• **EXERCISE DIRECTIONS**
Put the records into a Markdown table with the columns Row and Record, numbering each row and skipping any blank lines. Begin at the line that contains "identify all the" and stop after the line that contains "series-1: [172, 152, 612, 303]".

• **EXCERPTED RECORDS**
• • • • • • •

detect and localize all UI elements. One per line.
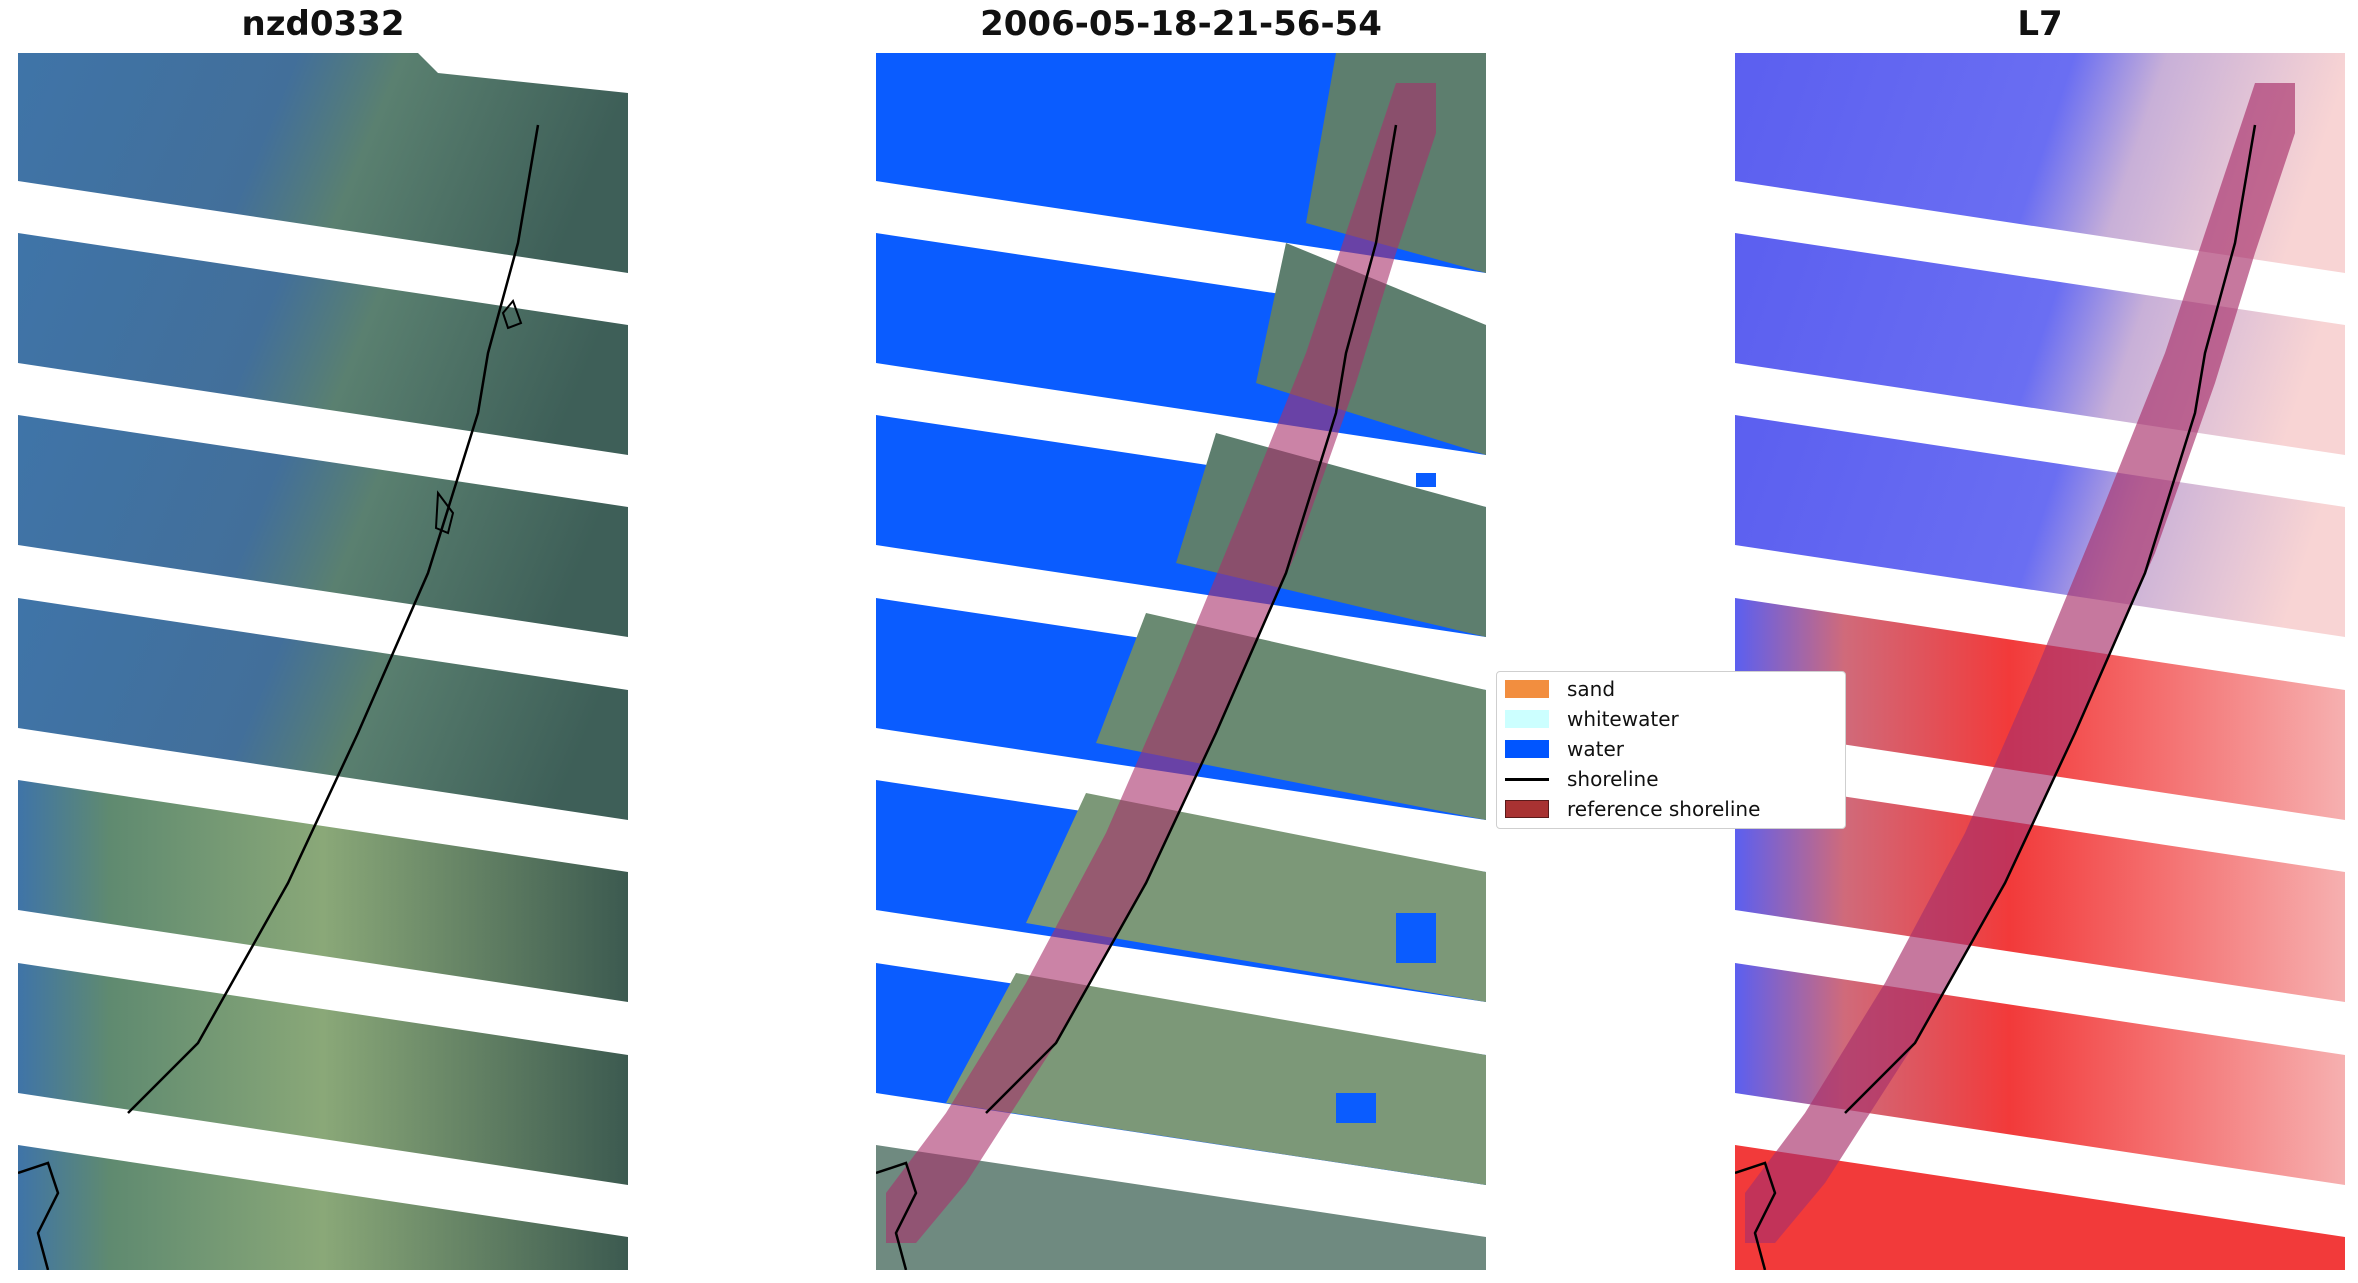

• • • • • • •

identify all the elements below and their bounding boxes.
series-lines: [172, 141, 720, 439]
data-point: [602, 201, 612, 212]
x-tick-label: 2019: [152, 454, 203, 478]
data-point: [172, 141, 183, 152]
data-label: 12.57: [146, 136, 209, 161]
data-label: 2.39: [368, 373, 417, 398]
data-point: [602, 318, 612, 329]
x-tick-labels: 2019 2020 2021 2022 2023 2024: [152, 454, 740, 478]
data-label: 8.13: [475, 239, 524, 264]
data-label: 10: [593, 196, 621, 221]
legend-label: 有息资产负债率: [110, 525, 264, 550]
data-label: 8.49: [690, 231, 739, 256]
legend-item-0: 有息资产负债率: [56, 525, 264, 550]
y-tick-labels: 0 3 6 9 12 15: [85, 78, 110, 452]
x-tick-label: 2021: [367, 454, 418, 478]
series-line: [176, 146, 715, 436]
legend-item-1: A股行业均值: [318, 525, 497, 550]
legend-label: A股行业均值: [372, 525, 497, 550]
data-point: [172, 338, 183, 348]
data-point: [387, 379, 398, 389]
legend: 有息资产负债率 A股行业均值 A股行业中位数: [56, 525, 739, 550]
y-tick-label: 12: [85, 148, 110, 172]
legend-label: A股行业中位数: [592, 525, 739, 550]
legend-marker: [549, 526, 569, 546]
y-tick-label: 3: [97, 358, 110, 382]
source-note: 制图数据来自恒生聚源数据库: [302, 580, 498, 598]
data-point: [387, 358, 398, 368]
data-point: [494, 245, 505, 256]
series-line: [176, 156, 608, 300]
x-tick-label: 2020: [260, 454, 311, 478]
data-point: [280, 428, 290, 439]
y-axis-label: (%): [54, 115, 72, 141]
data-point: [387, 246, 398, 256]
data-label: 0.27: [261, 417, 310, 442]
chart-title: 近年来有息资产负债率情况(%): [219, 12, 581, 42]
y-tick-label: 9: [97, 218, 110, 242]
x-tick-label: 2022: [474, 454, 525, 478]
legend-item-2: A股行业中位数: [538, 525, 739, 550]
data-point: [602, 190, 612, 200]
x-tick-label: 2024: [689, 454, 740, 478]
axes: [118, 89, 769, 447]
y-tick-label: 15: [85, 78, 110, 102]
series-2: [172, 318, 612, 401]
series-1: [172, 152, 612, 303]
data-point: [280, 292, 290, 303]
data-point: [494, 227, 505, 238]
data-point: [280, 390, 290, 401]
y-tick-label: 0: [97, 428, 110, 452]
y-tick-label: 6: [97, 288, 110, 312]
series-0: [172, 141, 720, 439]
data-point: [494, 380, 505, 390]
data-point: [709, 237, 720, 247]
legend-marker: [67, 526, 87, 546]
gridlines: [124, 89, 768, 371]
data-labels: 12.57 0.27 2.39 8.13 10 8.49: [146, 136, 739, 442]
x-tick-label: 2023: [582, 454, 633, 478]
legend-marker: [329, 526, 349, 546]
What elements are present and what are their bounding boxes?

• • • • • • •

• **RESULT OF THE EXERCISE**
| Row | Record |
|---|---|
| 1 | identify all the elements below and their bounding boxes. |
| 2 | series-lines: [172, 141, 720, 439] |
| 3 | data-point: [602, 201, 612, 212] |
| 4 | x-tick-label: 2019: [152, 454, 203, 478] |
| 5 | data-point: [172, 141, 183, 152] |
| 6 | data-label: 12.57: [146, 136, 209, 161] |
| 7 | data-label: 2.39: [368, 373, 417, 398] |
| 8 | data-point: [602, 318, 612, 329] |
| 9 | x-tick-labels: 2019 2020 2021 2022 2023 2024: [152, 454, 740, 478] |
| 10 | data-label: 8.13: [475, 239, 524, 264] |
| 11 | data-label: 10: [593, 196, 621, 221] |
| 12 | legend-label: 有息资产负债率: [110, 525, 264, 550] |
| 13 | data-label: 8.49: [690, 231, 739, 256] |
| 14 | legend-item-0: 有息资产负债率: [56, 525, 264, 550] |
| 15 | y-tick-labels: 0 3 6 9 12 15: [85, 78, 110, 452] |
| 16 | x-tick-label: 2021: [367, 454, 418, 478] |
| 17 | series-line: [176, 146, 715, 436] |
| 18 | legend-item-1: A股行业均值: [318, 525, 497, 550] |
| 19 | legend-label: A股行业均值: [372, 525, 497, 550] |
| 20 | data-point: [172, 338, 183, 348] |
| 21 | data-point: [387, 379, 398, 389] |
| 22 | legend: 有息资产负债率 A股行业均值 A股行业中位数: [56, 525, 739, 550] |
| 23 | y-tick-label: 12: [85, 148, 110, 172] |
| 24 | legend-label: A股行业中位数: [592, 525, 739, 550] |
| 25 | legend-marker: [549, 526, 569, 546] |
| 26 | y-tick-label: 3: [97, 358, 110, 382] |
| 27 | source-note: 制图数据来自恒生聚源数据库: [302, 580, 498, 598] |
| 28 | data-point: [387, 358, 398, 368] |
| 29 | data-point: [494, 245, 505, 256] |
| 30 | series-line: [176, 156, 608, 300] |
| 31 | x-tick-label: 2020: [260, 454, 311, 478] |
| 32 | data-point: [280, 428, 290, 439] |
| 33 | y-axis-label: (%): [54, 115, 72, 141] |
| 34 | data-point: [387, 246, 398, 256] |
| 35 | data-label: 0.27: [261, 417, 310, 442] |
| 36 | chart-title: 近年来有息资产负债率情况(%): [219, 12, 581, 42] |
| 37 | y-tick-label: 9: [97, 218, 110, 242] |
| 38 | x-tick-label: 2022: [474, 454, 525, 478] |
| 39 | legend-item-2: A股行业中位数: [538, 525, 739, 550] |
| 40 | data-point: [602, 190, 612, 200] |
| 41 | x-tick-label: 2024: [689, 454, 740, 478] |
| 42 | axes: [118, 89, 769, 447] |
| 43 | y-tick-label: 15: [85, 78, 110, 102] |
| 44 | series-2: [172, 318, 612, 401] |
| 45 | series-1: [172, 152, 612, 303] |